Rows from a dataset
#####
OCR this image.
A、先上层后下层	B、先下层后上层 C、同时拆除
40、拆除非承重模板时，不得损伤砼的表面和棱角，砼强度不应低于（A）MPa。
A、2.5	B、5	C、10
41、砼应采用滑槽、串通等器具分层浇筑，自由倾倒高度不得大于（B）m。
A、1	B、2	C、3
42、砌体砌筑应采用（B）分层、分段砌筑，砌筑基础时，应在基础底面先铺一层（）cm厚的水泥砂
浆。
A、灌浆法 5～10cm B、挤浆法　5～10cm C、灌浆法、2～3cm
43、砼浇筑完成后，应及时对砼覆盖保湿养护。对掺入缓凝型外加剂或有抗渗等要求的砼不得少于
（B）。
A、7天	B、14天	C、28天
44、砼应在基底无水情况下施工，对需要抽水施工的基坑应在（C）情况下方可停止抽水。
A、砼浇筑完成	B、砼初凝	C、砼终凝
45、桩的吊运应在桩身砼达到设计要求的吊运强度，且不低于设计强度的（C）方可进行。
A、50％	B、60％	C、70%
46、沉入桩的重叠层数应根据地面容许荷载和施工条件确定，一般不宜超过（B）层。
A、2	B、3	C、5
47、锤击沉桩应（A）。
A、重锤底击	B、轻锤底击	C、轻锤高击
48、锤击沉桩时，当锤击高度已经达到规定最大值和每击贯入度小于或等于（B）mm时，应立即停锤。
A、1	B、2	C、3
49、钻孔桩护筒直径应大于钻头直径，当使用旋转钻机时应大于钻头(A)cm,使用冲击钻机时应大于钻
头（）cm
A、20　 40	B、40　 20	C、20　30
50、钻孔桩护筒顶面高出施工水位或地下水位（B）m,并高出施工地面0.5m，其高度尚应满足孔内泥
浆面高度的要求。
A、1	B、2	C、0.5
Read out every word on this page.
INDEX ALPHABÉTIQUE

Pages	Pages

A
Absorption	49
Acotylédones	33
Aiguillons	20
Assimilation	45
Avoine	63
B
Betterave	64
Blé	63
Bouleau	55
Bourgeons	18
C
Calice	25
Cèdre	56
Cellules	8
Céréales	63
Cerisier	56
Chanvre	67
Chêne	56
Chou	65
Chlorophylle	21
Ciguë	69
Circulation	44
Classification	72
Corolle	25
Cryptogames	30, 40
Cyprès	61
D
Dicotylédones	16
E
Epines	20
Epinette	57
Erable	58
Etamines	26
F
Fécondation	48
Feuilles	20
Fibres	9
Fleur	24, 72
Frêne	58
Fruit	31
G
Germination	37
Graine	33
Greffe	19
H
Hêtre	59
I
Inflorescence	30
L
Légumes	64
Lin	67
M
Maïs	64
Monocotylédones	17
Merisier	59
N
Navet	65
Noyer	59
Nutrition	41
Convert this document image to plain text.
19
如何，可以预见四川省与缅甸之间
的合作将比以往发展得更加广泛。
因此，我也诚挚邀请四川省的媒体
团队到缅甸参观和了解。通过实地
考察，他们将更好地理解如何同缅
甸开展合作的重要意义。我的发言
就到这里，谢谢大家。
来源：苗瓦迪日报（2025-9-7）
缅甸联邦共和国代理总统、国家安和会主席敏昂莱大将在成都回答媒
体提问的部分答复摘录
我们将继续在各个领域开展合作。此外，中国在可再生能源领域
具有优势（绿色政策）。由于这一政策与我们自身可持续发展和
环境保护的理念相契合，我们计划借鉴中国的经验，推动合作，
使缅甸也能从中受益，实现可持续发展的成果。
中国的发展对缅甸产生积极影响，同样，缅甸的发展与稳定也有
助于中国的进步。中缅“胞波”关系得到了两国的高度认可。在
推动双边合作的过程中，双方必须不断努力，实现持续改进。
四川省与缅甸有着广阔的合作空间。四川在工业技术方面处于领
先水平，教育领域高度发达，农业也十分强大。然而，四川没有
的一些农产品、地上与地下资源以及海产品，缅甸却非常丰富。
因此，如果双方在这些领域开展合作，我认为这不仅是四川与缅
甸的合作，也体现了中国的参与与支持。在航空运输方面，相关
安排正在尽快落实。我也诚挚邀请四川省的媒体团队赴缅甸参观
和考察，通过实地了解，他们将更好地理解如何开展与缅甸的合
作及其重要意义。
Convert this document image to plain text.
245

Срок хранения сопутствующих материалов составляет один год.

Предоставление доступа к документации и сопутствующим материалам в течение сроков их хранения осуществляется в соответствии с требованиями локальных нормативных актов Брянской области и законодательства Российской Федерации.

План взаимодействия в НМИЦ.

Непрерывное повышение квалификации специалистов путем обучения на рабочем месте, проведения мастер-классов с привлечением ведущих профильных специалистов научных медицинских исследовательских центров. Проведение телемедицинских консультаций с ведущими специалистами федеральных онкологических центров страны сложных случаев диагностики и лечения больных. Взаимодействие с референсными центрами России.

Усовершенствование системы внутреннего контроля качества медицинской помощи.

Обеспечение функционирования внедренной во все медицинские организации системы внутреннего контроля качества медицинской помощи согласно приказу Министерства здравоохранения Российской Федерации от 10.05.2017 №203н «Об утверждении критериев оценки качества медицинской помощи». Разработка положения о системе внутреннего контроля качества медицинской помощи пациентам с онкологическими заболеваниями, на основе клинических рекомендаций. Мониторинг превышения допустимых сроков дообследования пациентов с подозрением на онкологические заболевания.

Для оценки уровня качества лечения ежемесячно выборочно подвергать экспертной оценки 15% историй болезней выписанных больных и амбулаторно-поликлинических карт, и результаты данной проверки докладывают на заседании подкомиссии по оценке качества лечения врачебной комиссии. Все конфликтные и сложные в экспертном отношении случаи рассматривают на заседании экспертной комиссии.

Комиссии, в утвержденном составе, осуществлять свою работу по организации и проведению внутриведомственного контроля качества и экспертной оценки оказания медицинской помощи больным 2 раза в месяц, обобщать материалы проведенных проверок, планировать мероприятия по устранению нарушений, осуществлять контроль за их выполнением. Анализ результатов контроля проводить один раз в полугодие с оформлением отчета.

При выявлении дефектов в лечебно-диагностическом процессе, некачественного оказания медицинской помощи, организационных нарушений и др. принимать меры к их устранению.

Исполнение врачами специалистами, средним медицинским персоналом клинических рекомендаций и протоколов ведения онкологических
#####
**REQUIRED WORK**
Report how many lines in the records hold the word "нарушений", giving the number and nothing else.

**TASK ANSWER**
2